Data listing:
---

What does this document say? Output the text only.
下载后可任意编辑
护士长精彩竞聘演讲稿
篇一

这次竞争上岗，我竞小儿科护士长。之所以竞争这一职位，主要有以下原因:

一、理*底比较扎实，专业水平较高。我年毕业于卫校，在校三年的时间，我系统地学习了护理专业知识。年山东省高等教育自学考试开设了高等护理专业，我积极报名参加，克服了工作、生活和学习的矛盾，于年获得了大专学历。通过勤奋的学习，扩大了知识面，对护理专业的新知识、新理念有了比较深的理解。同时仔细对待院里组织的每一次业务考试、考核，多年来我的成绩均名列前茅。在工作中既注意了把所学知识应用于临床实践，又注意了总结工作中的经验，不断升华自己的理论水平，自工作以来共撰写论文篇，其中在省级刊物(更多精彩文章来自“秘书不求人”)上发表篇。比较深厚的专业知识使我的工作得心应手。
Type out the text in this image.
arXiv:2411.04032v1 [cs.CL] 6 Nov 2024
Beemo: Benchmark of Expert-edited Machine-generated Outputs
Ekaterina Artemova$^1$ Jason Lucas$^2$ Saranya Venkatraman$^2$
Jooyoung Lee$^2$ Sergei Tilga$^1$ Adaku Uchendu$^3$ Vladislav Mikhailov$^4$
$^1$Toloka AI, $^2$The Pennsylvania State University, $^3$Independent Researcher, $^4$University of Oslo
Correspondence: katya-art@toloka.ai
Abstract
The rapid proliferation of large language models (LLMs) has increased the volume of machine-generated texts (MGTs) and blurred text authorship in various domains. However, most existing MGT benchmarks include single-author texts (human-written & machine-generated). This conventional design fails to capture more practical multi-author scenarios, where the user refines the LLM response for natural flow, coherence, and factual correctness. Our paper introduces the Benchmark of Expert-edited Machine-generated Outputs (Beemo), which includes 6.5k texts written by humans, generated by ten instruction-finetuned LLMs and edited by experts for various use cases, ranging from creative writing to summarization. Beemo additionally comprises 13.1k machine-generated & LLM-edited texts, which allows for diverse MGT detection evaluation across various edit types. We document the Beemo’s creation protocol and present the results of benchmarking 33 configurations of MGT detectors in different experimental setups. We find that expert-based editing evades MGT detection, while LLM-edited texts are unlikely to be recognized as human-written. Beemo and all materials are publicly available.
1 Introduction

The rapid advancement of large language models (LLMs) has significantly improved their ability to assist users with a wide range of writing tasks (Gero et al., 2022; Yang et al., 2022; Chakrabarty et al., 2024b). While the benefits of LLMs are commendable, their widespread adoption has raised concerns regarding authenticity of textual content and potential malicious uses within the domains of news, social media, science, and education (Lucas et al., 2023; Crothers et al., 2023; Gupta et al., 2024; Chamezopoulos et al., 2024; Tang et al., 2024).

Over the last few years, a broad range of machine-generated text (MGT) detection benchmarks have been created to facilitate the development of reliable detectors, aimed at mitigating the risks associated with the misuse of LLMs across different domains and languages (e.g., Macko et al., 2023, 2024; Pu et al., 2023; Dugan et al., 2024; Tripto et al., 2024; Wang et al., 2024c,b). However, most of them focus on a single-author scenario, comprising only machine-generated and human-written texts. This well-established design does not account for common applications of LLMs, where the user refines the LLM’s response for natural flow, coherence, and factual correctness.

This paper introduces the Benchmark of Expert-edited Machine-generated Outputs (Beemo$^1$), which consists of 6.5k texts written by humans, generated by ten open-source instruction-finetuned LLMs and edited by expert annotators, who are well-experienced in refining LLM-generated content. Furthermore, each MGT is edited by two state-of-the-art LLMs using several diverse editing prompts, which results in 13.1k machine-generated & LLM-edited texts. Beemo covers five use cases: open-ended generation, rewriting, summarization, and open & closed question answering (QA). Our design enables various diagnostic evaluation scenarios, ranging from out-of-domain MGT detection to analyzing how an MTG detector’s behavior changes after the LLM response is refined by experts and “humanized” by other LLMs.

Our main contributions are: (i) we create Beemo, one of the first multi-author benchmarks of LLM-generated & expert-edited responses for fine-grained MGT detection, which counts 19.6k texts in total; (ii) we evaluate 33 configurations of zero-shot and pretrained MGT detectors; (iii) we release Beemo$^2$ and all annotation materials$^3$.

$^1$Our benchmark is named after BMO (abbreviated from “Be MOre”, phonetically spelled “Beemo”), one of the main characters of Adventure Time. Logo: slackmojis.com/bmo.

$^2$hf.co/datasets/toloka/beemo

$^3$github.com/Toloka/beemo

---

** Instructions for the task **
Print out every record again, exactly and in full.

** Task output **
What does this document say? Output the text only.
下载后可任意编辑
护士长精彩竞聘演讲稿
篇一

这次竞争上岗，我竞小儿科护士长。之所以竞争这一职位，主要有以下原因:

一、理*底比较扎实，专业水平较高。我年毕业于卫校，在校三年的时间，我系统地学习了护理专业知识。年山东省高等教育自学考试开设了高等护理专业，我积极报名参加，克服了工作、生活和学习的矛盾，于年获得了大专学历。通过勤奋的学习，扩大了知识面，对护理专业的新知识、新理念有了比较深的理解。同时仔细对待院里组织的每一次业务考试、考核，多年来我的成绩均名列前茅。在工作中既注意了把所学知识应用于临床实践，又注意了总结工作中的经验，不断升华自己的理论水平，自工作以来共撰写论文篇，其中在省级刊物(更多精彩文章来自“秘书不求人”)上发表篇。比较深厚的专业知识使我的工作得心应手。
Type out the text in this image.
arXiv:2411.04032v1 [cs.CL] 6 Nov 2024
Beemo: Benchmark of Expert-edited Machine-generated Outputs
Ekaterina Artemova$^1$ Jason Lucas$^2$ Saranya Venkatraman$^2$
Jooyoung Lee$^2$ Sergei Tilga$^1$ Adaku Uchendu$^3$ Vladislav Mikhailov$^4$
$^1$Toloka AI, $^2$The Pennsylvania State University, $^3$Independent Researcher, $^4$University of Oslo
Correspondence: katya-art@toloka.ai
Abstract
The rapid proliferation of large language models (LLMs) has increased the volume of machine-generated texts (MGTs) and blurred text authorship in various domains. However, most existing MGT benchmarks include single-author texts (human-written & machine-generated). This conventional design fails to capture more practical multi-author scenarios, where the user refines the LLM response for natural flow, coherence, and factual correctness. Our paper introduces the Benchmark of Expert-edited Machine-generated Outputs (Beemo), which includes 6.5k texts written by humans, generated by ten instruction-finetuned LLMs and edited by experts for various use cases, ranging from creative writing to summarization. Beemo additionally comprises 13.1k machine-generated & LLM-edited texts, which allows for diverse MGT detection evaluation across various edit types. We document the Beemo’s creation protocol and present the results of benchmarking 33 configurations of MGT detectors in different experimental setups. We find that expert-based editing evades MGT detection, while LLM-edited texts are unlikely to be recognized as human-written. Beemo and all materials are publicly available.
1 Introduction

The rapid advancement of large language models (LLMs) has significantly improved their ability to assist users with a wide range of writing tasks (Gero et al., 2022; Yang et al., 2022; Chakrabarty et al., 2024b). While the benefits of LLMs are commendable, their widespread adoption has raised concerns regarding authenticity of textual content and potential malicious uses within the domains of news, social media, science, and education (Lucas et al., 2023; Crothers et al., 2023; Gupta et al., 2024; Chamezopoulos et al., 2024; Tang et al., 2024).

Over the last few years, a broad range of machine-generated text (MGT) detection benchmarks have been created to facilitate the development of reliable detectors, aimed at mitigating the risks associated with the misuse of LLMs across different domains and languages (e.g., Macko et al., 2023, 2024; Pu et al., 2023; Dugan et al., 2024; Tripto et al., 2024; Wang et al., 2024c,b). However, most of them focus on a single-author scenario, comprising only machine-generated and human-written texts. This well-established design does not account for common applications of LLMs, where the user refines the LLM’s response for natural flow, coherence, and factual correctness.

This paper introduces the Benchmark of Expert-edited Machine-generated Outputs (Beemo$^1$), which consists of 6.5k texts written by humans, generated by ten open-source instruction-finetuned LLMs and edited by expert annotators, who are well-experienced in refining LLM-generated content. Furthermore, each MGT is edited by two state-of-the-art LLMs using several diverse editing prompts, which results in 13.1k machine-generated & LLM-edited texts. Beemo covers five use cases: open-ended generation, rewriting, summarization, and open & closed question answering (QA). Our design enables various diagnostic evaluation scenarios, ranging from out-of-domain MGT detection to analyzing how an MTG detector’s behavior changes after the LLM response is refined by experts and “humanized” by other LLMs.

Our main contributions are: (i) we create Beemo, one of the first multi-author benchmarks of LLM-generated & expert-edited responses for fine-grained MGT detection, which counts 19.6k texts in total; (ii) we evaluate 33 configurations of zero-shot and pretrained MGT detectors; (iii) we release Beemo$^2$ and all annotation materials$^3$.

$^1$Our benchmark is named after BMO (abbreviated from “Be MOre”, phonetically spelled “Beemo”), one of the main characters of Adventure Time. Logo: slackmojis.com/bmo.

$^2$hf.co/datasets/toloka/beemo

$^3$github.com/Toloka/beemo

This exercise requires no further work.